▸ **Problem statement**
Copy down every line where the string "Monthly" shows up.

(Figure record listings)
○ ○ ○ ○ ○ ○ ○
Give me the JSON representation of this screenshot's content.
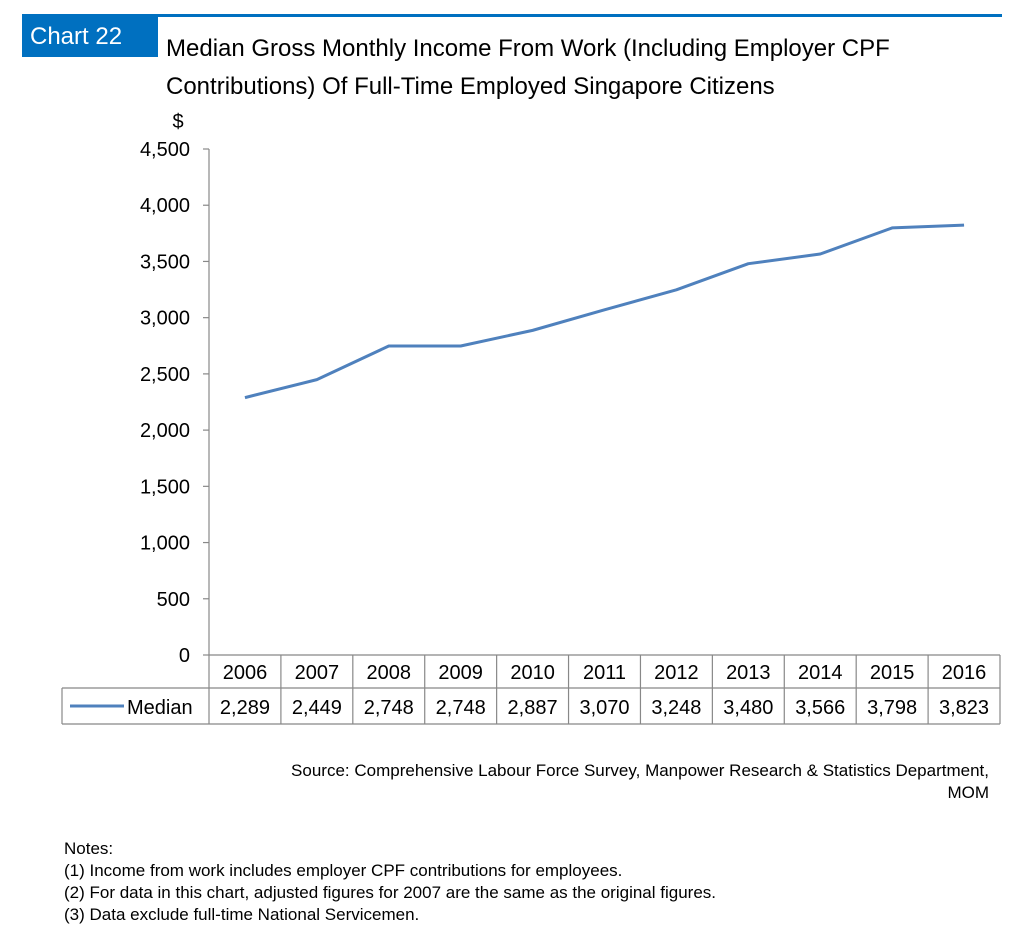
{
  "badge": "Chart 22",
  "title_line1": "Median Gross Monthly Income From Work (Including Employer CPF",
  "title_line2": "Contributions) Of Full-Time Employed Singapore Citizens",
  "chart_data": {
    "type": "line",
    "title": "Median Gross Monthly Income From Work (Including Employer CPF Contributions) Of Full-Time Employed Singapore Citizens",
    "ylabel": "$",
    "xlabel": "",
    "categories": [
      "2006",
      "2007",
      "2008",
      "2009",
      "2010",
      "2011",
      "2012",
      "2013",
      "2014",
      "2015",
      "2016"
    ],
    "series": [
      {
        "name": "Median",
        "values": [
          2289,
          2449,
          2748,
          2748,
          2887,
          3070,
          3248,
          3480,
          3566,
          3798,
          3823
        ]
      }
    ],
    "ylim": [
      0,
      4500
    ],
    "yticks": [
      0,
      500,
      1000,
      1500,
      2000,
      2500,
      3000,
      3500,
      4000,
      4500
    ],
    "ytick_labels": [
      "0",
      "500",
      "1,000",
      "1,500",
      "2,000",
      "2,500",
      "3,000",
      "3,500",
      "4,000",
      "4,500"
    ],
    "data_table": [
      "2,289",
      "2,449",
      "2,748",
      "2,748",
      "2,887",
      "3,070",
      "3,248",
      "3,480",
      "3,566",
      "3,798",
      "3,823"
    ],
    "grid": false,
    "legend": "data-table",
    "line_color": "#4F81BD"
  },
  "source_line1": "Source: Comprehensive Labour Force Survey, Manpower Research & Statistics Department,",
  "source_line2": "MOM",
  "notes": {
    "heading": "Notes:",
    "items": [
      "(1) Income from work includes employer CPF contributions for employees.",
      "(2) For data in this chart, adjusted figures for 2007 are the same as the original figures.",
      "(3) Data exclude full-time National Servicemen."
    ]
  }
}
○ ○ ○ ○ ○ ○ ○
▸ **Written answer**
  "title_line1": "Median Gross Monthly Income From Work (Including Employer CPF",
    "title": "Median Gross Monthly Income From Work (Including Employer CPF Contributions) Of Full-Time Employed Singapore Citizens",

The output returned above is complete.